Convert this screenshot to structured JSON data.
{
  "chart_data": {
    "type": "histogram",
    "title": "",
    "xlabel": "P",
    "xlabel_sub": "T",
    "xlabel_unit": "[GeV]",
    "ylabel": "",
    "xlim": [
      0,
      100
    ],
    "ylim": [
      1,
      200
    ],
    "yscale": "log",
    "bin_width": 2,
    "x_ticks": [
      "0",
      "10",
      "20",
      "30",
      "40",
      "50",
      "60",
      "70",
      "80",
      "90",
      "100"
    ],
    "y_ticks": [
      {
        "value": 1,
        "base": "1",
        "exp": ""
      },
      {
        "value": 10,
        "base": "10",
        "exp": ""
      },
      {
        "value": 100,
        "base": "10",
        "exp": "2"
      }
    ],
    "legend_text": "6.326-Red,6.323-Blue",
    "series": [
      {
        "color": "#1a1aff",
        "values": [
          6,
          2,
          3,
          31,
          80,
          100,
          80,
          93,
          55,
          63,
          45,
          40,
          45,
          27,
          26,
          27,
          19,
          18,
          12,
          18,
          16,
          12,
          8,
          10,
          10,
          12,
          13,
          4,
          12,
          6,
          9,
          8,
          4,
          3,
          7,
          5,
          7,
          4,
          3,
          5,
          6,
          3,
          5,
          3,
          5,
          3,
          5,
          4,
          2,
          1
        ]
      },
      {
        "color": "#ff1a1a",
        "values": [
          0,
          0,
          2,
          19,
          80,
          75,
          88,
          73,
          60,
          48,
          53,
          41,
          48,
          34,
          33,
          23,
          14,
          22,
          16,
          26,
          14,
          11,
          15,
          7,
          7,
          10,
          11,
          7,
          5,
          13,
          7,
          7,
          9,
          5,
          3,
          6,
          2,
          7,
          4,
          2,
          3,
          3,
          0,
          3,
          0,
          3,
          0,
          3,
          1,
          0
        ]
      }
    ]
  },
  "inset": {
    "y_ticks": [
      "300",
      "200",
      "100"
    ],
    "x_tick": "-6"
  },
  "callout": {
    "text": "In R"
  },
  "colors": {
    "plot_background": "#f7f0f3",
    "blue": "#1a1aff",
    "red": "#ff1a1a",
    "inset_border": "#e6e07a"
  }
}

■ ■ ■ ■

Reproduce the material above exactly; please quote every line of it.

Convert this screenshot to structured JSON data.
{
  "chart_data": {
    "type": "histogram",
    "title": "",
    "xlabel": "P",
    "xlabel_sub": "T",
    "xlabel_unit": "[GeV]",
    "ylabel": "",
    "xlim": [
      0,
      100
    ],
    "ylim": [
      1,
      200
    ],
    "yscale": "log",
    "bin_width": 2,
    "x_ticks": [
      "0",
      "10",
      "20",
      "30",
      "40",
      "50",
      "60",
      "70",
      "80",
      "90",
      "100"
    ],
    "y_ticks": [
      {
        "value": 1,
        "base": "1",
        "exp": ""
      },
      {
        "value": 10,
        "base": "10",
        "exp": ""
      },
      {
        "value": 100,
        "base": "10",
        "exp": "2"
      }
    ],
    "legend_text": "6.326-Red,6.323-Blue",
    "series": [
      {
        "color": "#1a1aff",
        "values": [
          6,
          2,
          3,
          31,
          80,
          100,
          80,
          93,
          55,
          63,
          45,
          40,
          45,
          27,
          26,
          27,
          19,
          18,
          12,
          18,
          16,
          12,
          8,
          10,
          10,
          12,
          13,
          4,
          12,
          6,
          9,
          8,
          4,
          3,
          7,
          5,
          7,
          4,
          3,
          5,
          6,
          3,
          5,
          3,
          5,
          3,
          5,
          4,
          2,
          1
        ]
      },
      {
        "color": "#ff1a1a",
        "values": [
          0,
          0,
          2,
          19,
          80,
          75,
          88,
          73,
          60,
          48,
          53,
          41,
          48,
          34,
          33,
          23,
          14,
          22,
          16,
          26,
          14,
          11,
          15,
          7,
          7,
          10,
          11,
          7,
          5,
          13,
          7,
          7,
          9,
          5,
          3,
          6,
          2,
          7,
          4,
          2,
          3,
          3,
          0,
          3,
          0,
          3,
          0,
          3,
          1,
          0
        ]
      }
    ]
  },
  "inset": {
    "y_ticks": [
      "300",
      "200",
      "100"
    ],
    "x_tick": "-6"
  },
  "callout": {
    "text": "In R"
  },
  "colors": {
    "plot_background": "#f7f0f3",
    "blue": "#1a1aff",
    "red": "#ff1a1a",
    "inset_border": "#e6e07a"
  }
}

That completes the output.